◆ TASK DIRECTIONS ◆
In the data below, which lines hold "appearance"? Copy every one.

Stored entries
☆ ☆ ☆ ☆

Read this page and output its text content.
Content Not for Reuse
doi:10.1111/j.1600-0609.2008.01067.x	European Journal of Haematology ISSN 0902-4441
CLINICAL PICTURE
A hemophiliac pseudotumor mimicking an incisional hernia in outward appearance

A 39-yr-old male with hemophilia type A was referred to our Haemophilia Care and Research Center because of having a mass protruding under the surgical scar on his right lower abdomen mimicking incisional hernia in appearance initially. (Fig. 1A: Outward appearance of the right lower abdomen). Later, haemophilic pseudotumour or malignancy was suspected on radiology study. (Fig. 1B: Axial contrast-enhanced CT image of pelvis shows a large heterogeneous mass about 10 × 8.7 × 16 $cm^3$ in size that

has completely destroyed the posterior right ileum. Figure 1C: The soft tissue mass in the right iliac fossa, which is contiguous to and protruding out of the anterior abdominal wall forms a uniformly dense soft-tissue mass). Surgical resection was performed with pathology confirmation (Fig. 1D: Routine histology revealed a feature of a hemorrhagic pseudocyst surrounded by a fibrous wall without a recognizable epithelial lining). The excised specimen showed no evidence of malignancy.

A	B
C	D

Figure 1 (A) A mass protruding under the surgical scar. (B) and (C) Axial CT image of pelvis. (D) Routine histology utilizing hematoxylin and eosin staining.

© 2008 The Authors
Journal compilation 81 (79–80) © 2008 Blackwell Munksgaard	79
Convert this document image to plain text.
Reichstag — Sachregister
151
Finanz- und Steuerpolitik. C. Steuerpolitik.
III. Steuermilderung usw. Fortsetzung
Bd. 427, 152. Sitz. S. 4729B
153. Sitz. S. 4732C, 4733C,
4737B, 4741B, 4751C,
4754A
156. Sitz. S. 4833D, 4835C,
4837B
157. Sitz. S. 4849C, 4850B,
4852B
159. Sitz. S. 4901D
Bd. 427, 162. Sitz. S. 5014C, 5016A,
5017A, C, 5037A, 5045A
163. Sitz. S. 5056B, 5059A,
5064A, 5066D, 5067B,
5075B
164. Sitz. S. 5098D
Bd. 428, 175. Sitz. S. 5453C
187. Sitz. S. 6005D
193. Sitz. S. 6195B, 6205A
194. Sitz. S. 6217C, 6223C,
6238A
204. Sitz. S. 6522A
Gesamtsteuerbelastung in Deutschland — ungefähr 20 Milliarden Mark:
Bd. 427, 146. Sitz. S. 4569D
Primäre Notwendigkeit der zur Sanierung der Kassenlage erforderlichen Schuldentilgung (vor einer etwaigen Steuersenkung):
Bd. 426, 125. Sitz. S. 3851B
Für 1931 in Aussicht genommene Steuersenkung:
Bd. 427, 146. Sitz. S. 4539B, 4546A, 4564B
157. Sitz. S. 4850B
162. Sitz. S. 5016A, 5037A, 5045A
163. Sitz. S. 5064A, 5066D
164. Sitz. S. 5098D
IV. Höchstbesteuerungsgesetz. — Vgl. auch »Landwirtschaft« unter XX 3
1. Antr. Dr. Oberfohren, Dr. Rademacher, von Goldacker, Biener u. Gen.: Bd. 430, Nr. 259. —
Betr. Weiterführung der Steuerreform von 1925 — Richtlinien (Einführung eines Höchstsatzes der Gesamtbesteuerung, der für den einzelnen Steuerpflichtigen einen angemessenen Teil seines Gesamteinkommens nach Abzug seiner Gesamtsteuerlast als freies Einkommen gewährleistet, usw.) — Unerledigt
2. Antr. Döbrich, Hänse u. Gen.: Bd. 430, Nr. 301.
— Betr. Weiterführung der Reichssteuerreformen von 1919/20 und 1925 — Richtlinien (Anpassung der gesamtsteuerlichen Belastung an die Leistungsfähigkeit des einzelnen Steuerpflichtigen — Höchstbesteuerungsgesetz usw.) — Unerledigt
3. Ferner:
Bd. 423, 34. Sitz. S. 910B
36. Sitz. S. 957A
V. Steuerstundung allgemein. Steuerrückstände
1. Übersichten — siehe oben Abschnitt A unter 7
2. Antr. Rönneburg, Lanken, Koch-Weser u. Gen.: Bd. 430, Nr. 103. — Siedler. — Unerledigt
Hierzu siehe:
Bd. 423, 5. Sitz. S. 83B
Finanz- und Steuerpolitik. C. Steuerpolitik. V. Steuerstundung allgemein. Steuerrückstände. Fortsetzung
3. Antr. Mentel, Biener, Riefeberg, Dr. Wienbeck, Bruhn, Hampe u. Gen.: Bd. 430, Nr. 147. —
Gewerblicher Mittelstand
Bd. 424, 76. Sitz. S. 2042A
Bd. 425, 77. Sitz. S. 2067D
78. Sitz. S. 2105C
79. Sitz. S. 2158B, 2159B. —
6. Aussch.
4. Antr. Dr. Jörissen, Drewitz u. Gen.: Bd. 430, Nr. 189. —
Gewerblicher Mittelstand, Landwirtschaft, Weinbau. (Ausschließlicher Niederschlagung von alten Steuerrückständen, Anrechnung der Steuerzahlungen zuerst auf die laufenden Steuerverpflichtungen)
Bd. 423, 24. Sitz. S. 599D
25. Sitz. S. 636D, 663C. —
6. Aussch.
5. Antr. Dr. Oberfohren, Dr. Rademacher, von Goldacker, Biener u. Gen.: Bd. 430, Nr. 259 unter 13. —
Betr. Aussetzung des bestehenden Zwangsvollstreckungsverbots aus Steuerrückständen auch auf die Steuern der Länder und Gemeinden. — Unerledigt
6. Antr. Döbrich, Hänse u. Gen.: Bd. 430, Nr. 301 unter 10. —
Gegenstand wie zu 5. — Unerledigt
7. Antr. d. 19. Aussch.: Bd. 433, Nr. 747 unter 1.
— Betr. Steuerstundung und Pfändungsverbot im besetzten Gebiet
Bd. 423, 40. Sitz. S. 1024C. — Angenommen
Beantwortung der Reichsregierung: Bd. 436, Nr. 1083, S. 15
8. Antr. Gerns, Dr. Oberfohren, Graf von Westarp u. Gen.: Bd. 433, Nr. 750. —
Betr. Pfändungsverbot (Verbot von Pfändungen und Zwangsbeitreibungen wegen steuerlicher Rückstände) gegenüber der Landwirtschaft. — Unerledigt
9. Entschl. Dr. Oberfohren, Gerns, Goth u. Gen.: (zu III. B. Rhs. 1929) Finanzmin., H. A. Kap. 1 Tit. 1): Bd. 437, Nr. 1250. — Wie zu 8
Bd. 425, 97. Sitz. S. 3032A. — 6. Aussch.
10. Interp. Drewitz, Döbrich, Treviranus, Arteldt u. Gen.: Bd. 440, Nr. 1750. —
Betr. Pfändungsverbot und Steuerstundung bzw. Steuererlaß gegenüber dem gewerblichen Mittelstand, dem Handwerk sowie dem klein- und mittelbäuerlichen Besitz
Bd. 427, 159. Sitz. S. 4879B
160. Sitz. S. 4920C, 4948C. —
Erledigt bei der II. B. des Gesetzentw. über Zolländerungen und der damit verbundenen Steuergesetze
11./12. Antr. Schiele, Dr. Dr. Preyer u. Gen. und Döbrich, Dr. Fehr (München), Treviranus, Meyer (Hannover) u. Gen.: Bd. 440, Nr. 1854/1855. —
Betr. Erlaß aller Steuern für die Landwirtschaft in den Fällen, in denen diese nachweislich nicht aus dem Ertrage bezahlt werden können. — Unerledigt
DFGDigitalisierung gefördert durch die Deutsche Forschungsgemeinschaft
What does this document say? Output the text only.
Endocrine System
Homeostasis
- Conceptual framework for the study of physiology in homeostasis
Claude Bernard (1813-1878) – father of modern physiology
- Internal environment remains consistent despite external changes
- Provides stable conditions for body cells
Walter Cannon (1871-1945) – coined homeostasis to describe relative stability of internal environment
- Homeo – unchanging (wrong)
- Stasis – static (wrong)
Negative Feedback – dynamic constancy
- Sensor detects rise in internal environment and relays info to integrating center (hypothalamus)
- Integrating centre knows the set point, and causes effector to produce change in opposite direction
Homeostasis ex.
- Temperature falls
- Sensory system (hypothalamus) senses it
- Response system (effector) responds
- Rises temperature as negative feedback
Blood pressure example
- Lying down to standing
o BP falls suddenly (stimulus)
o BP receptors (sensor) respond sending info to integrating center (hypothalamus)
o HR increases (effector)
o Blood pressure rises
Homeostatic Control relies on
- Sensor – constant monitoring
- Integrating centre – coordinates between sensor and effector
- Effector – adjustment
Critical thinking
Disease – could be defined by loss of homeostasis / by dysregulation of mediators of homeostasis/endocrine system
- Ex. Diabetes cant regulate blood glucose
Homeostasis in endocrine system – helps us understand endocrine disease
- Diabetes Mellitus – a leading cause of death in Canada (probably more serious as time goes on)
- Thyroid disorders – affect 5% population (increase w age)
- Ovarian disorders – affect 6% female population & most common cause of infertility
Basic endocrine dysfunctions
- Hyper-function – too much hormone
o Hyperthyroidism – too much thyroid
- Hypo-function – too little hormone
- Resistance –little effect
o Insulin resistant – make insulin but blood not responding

☆ ☆ ☆ ☆

◆ WRITTEN RESPONSE ◆
A hemophiliac pseudotumor mimicking an incisional hernia in outward appearance
A 39-yr-old male with hemophilia type A was referred to our Haemophilia Care and Research Center because of having a mass protruding under the surgical scar on his right lower abdomen mimicking incisional hernia in appearance initially. (Fig. 1A: Outward appearance of the right lower abdomen). Later, haemophilic pseudotumour or malignancy was suspected on radiology study. (Fig. 1B: Axial contrast-enhanced CT image of pelvis shows a large heterogeneous mass about 10 × 8.7 × 16 $cm^3$ in size that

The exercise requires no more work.